_TASK BRIEF_
In the entries, find all lines that hold the word "palmer" and copy them.

_ENTRIES SHOWN_
● ● ● ●

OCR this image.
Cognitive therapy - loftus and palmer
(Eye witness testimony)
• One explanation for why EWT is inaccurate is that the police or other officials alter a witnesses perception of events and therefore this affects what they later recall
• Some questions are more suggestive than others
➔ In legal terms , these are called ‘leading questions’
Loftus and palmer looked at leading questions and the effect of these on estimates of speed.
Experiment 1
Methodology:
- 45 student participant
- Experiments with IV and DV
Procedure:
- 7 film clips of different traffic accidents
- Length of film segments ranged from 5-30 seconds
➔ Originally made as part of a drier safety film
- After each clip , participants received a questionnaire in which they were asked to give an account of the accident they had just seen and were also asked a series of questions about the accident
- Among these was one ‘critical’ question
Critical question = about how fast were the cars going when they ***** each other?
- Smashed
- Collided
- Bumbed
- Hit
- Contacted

● ● ● ●

_RESULT FOR THIS TASK_
Cognitive therapy - loftus and palmer
Loftus and palmer looked at leading questions and the effect of these on estimates of speed.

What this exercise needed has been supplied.